LISTED RECORDS –
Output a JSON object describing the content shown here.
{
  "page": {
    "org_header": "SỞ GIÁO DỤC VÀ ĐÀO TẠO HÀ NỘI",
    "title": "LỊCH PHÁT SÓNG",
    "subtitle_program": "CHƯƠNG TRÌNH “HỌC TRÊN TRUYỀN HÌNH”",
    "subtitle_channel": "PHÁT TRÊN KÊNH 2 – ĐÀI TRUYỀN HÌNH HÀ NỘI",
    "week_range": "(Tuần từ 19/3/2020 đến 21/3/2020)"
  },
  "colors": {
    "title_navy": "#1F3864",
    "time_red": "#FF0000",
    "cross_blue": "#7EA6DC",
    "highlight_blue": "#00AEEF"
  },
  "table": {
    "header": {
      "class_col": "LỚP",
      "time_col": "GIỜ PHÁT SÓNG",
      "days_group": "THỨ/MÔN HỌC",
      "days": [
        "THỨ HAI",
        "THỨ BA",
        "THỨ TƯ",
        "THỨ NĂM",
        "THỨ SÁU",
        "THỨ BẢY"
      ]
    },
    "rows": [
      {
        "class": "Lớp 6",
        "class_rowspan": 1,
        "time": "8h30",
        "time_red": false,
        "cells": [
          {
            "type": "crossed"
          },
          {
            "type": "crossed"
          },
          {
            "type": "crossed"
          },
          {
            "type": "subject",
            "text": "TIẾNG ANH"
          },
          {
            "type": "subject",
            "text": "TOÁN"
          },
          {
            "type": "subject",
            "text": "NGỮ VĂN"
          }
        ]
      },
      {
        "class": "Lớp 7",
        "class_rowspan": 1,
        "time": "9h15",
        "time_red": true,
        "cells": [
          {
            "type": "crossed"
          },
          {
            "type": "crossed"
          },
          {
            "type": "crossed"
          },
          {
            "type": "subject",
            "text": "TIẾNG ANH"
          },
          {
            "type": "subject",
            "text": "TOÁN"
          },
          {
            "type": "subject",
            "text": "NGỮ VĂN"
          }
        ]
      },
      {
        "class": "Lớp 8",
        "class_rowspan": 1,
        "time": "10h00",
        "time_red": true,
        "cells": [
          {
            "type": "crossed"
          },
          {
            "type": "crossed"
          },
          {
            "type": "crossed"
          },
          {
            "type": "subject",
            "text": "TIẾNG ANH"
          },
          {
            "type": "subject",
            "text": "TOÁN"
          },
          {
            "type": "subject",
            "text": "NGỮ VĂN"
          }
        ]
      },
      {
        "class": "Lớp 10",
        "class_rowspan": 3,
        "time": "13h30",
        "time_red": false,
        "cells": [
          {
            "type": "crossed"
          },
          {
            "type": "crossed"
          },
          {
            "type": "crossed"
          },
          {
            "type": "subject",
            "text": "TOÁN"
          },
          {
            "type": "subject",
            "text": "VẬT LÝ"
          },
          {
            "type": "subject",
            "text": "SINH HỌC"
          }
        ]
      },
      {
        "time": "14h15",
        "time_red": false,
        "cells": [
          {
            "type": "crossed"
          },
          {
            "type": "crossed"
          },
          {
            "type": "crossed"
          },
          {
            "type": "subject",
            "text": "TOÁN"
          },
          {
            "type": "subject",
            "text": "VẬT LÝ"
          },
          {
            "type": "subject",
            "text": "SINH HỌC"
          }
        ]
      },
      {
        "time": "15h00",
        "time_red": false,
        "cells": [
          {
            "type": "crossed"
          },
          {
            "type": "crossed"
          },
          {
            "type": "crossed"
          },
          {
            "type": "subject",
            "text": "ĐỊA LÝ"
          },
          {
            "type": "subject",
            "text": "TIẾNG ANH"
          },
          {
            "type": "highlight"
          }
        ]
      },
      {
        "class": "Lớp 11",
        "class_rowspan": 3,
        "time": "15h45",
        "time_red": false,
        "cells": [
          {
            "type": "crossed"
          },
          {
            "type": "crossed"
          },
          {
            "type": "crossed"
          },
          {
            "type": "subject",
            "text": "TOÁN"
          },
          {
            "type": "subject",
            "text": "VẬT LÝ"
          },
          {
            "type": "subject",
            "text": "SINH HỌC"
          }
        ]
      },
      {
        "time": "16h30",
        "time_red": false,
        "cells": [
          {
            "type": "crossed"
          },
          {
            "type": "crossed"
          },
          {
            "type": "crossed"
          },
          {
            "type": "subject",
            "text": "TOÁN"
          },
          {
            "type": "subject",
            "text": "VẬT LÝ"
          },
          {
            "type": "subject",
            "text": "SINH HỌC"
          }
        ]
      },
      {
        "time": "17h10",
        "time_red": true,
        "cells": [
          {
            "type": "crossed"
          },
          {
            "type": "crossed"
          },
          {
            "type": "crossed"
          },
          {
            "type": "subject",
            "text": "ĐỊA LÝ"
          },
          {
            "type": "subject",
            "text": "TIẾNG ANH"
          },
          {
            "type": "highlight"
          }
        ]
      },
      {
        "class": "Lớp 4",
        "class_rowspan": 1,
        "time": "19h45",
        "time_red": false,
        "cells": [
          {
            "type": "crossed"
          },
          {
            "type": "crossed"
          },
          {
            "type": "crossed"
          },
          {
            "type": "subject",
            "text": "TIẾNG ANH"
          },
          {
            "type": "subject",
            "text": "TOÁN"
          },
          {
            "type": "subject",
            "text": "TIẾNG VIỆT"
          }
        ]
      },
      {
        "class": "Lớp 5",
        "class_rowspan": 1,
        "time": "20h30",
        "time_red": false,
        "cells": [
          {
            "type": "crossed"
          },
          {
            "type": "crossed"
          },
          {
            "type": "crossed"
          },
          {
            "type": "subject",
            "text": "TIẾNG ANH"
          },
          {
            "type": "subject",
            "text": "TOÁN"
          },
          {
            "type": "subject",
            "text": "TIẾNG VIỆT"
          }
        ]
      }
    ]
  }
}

EXERCISE TASK – Filter the records down to the lines that contain the string "PHÁT", and copy those lines.

ANSWER TO THE PROBLEM –
    "title": "LỊCH PHÁT SÓNG",
    "subtitle_channel": "PHÁT TRÊN KÊNH 2 – ĐÀI TRUYỀN HÌNH HÀ NỘI",
      "time_col": "GIỜ PHÁT SÓNG",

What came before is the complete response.